EXERCISE:
With the pictures left out, copy the listing below exactly.

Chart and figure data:
☆ ☆ ☆

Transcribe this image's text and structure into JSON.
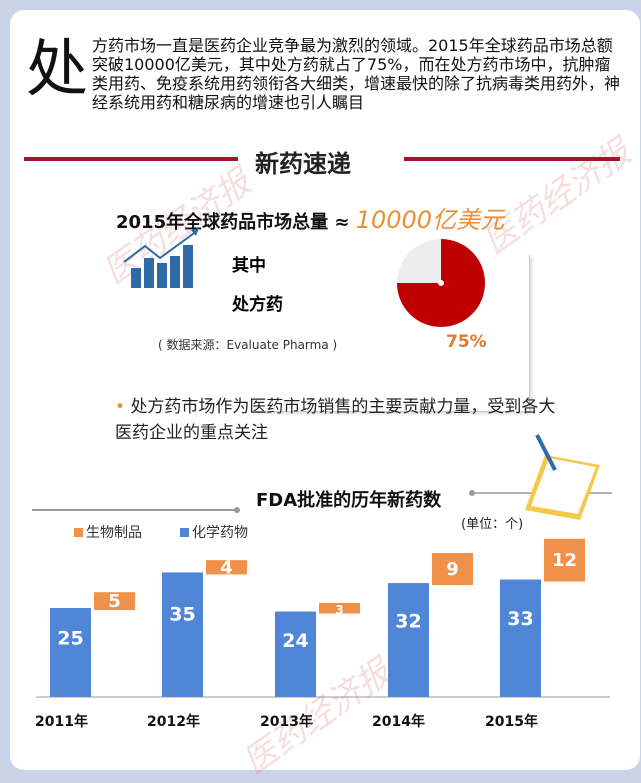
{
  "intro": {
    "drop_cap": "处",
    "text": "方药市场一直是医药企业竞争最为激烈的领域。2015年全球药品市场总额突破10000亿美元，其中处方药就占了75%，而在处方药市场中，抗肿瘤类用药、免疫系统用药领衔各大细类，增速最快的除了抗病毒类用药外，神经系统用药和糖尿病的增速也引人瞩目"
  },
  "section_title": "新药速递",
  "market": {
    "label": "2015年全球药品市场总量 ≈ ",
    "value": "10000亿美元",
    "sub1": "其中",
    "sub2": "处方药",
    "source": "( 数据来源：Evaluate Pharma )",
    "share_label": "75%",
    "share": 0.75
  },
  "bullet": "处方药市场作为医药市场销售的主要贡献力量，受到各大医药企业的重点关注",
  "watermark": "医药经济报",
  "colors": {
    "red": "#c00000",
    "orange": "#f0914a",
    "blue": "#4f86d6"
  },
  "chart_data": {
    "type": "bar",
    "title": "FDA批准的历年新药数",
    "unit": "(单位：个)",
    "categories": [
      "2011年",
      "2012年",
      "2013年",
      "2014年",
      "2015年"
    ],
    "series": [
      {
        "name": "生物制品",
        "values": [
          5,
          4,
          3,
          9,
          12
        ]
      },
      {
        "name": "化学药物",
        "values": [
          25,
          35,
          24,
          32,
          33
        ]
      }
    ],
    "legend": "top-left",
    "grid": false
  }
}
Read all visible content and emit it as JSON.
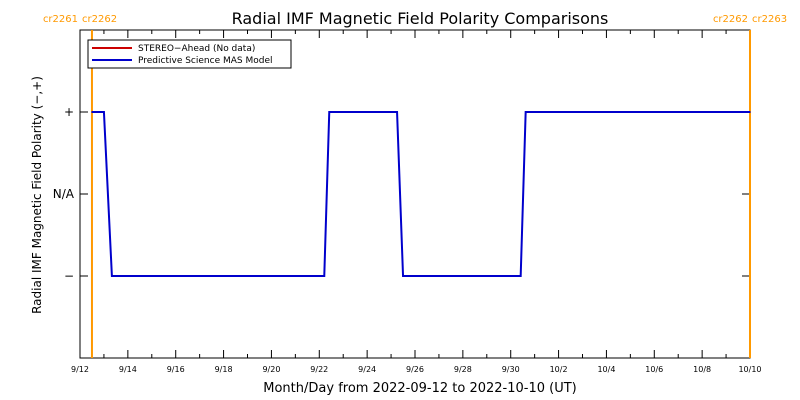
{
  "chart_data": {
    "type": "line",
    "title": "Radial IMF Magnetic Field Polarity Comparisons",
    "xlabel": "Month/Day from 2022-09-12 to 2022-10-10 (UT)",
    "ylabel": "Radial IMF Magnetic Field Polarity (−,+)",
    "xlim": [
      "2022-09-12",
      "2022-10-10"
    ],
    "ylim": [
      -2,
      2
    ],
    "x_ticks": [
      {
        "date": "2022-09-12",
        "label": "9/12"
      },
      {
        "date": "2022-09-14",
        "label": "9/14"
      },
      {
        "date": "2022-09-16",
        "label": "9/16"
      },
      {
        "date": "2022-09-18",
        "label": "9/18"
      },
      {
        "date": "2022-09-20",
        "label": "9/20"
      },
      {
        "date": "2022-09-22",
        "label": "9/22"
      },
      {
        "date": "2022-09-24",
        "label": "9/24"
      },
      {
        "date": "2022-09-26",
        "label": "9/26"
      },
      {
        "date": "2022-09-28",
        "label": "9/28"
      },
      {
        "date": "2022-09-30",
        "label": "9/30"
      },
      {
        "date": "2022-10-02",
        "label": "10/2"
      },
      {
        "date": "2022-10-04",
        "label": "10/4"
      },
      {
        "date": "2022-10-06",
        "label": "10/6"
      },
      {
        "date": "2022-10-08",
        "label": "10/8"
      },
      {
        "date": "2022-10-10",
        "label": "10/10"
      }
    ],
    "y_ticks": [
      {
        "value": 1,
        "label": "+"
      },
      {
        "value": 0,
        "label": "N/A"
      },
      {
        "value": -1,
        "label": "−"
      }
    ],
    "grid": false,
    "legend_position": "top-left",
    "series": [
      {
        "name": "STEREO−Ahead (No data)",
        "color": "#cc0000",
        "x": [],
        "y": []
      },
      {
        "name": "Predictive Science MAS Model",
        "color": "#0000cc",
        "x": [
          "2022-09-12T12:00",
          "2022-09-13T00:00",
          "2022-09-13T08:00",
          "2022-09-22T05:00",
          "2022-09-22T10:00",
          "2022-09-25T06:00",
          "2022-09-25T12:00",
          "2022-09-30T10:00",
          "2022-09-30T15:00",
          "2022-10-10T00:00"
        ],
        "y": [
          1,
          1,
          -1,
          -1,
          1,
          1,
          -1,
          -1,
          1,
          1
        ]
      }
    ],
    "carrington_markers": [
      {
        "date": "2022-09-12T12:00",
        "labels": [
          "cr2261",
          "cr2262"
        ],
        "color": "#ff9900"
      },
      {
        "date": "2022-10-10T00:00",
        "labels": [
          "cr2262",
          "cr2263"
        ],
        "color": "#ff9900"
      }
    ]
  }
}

☆ ☆ ☆

EXERCISE OUTPUT:
Transcribe this image's text and structure into JSON.
{
  "intro": {
    "drop_cap": "处",
    "text": "方药市场一直是医药企业竞争最为激烈的领域。2015年全球药品市场总额突破10000亿美元，其中处方药就占了75%，而在处方药市场中，抗肿瘤类用药、免疫系统用药领衔各大细类，增速最快的除了抗病毒类用药外，神经系统用药和糖尿病的增速也引人瞩目"
  },
  "section_title": "新药速递",
  "market": {
    "label": "2015年全球药品市场总量 ≈ ",
    "value": "10000亿美元",
    "sub1": "其中",
    "sub2": "处方药",
    "source": "( 数据来源：Evaluate Pharma )",
    "share_label": "75%",
    "share": 0.75
  },
  "bullet": "处方药市场作为医药市场销售的主要贡献力量，受到各大医药企业的重点关注",
  "watermark": "医药经济报",
  "colors": {
    "red": "#c00000",
    "orange": "#f0914a",
    "blue": "#4f86d6"
  },
  "chart_data": {
    "type": "bar",
    "title": "FDA批准的历年新药数",
    "unit": "(单位：个)",
    "categories": [
      "2011年",
      "2012年",
      "2013年",
      "2014年",
      "2015年"
    ],
    "series": [
      {
        "name": "生物制品",
        "values": [
          5,
          4,
          3,
          9,
          12
        ]
      },
      {
        "name": "化学药物",
        "values": [
          25,
          35,
          24,
          32,
          33
        ]
      }
    ],
    "legend": "top-left",
    "grid": false
  }
}
Read all visible content and emit it as JSON.
{
  "chart_data": {
    "type": "line",
    "title": "Radial IMF Magnetic Field Polarity Comparisons",
    "xlabel": "Month/Day from 2022-09-12 to 2022-10-10 (UT)",
    "ylabel": "Radial IMF Magnetic Field Polarity (−,+)",
    "xlim": [
      "2022-09-12",
      "2022-10-10"
    ],
    "ylim": [
      -2,
      2
    ],
    "x_ticks": [
      {
        "date": "2022-09-12",
        "label": "9/12"
      },
      {
        "date": "2022-09-14",
        "label": "9/14"
      },
      {
        "date": "2022-09-16",
        "label": "9/16"
      },
      {
        "date": "2022-09-18",
        "label": "9/18"
      },
      {
        "date": "2022-09-20",
        "label": "9/20"
      },
      {
        "date": "2022-09-22",
        "label": "9/22"
      },
      {
        "date": "2022-09-24",
        "label": "9/24"
      },
      {
        "date": "2022-09-26",
        "label": "9/26"
      },
      {
        "date": "2022-09-28",
        "label": "9/28"
      },
      {
        "date": "2022-09-30",
        "label": "9/30"
      },
      {
        "date": "2022-10-02",
        "label": "10/2"
      },
      {
        "date": "2022-10-04",
        "label": "10/4"
      },
      {
        "date": "2022-10-06",
        "label": "10/6"
      },
      {
        "date": "2022-10-08",
        "label": "10/8"
      },
      {
        "date": "2022-10-10",
        "label": "10/10"
      }
    ],
    "y_ticks": [
      {
        "value": 1,
        "label": "+"
      },
      {
        "value": 0,
        "label": "N/A"
      },
      {
        "value": -1,
        "label": "−"
      }
    ],
    "grid": false,
    "legend_position": "top-left",
    "series": [
      {
        "name": "STEREO−Ahead (No data)",
        "color": "#cc0000",
        "x": [],
        "y": []
      },
      {
        "name": "Predictive Science MAS Model",
        "color": "#0000cc",
        "x": [
          "2022-09-12T12:00",
          "2022-09-13T00:00",
          "2022-09-13T08:00",
          "2022-09-22T05:00",
          "2022-09-22T10:00",
          "2022-09-25T06:00",
          "2022-09-25T12:00",
          "2022-09-30T10:00",
          "2022-09-30T15:00",
          "2022-10-10T00:00"
        ],
        "y": [
          1,
          1,
          -1,
          -1,
          1,
          1,
          -1,
          -1,
          1,
          1
        ]
      }
    ],
    "carrington_markers": [
      {
        "date": "2022-09-12T12:00",
        "labels": [
          "cr2261",
          "cr2262"
        ],
        "color": "#ff9900"
      },
      {
        "date": "2022-10-10T00:00",
        "labels": [
          "cr2262",
          "cr2263"
        ],
        "color": "#ff9900"
      }
    ]
  }
}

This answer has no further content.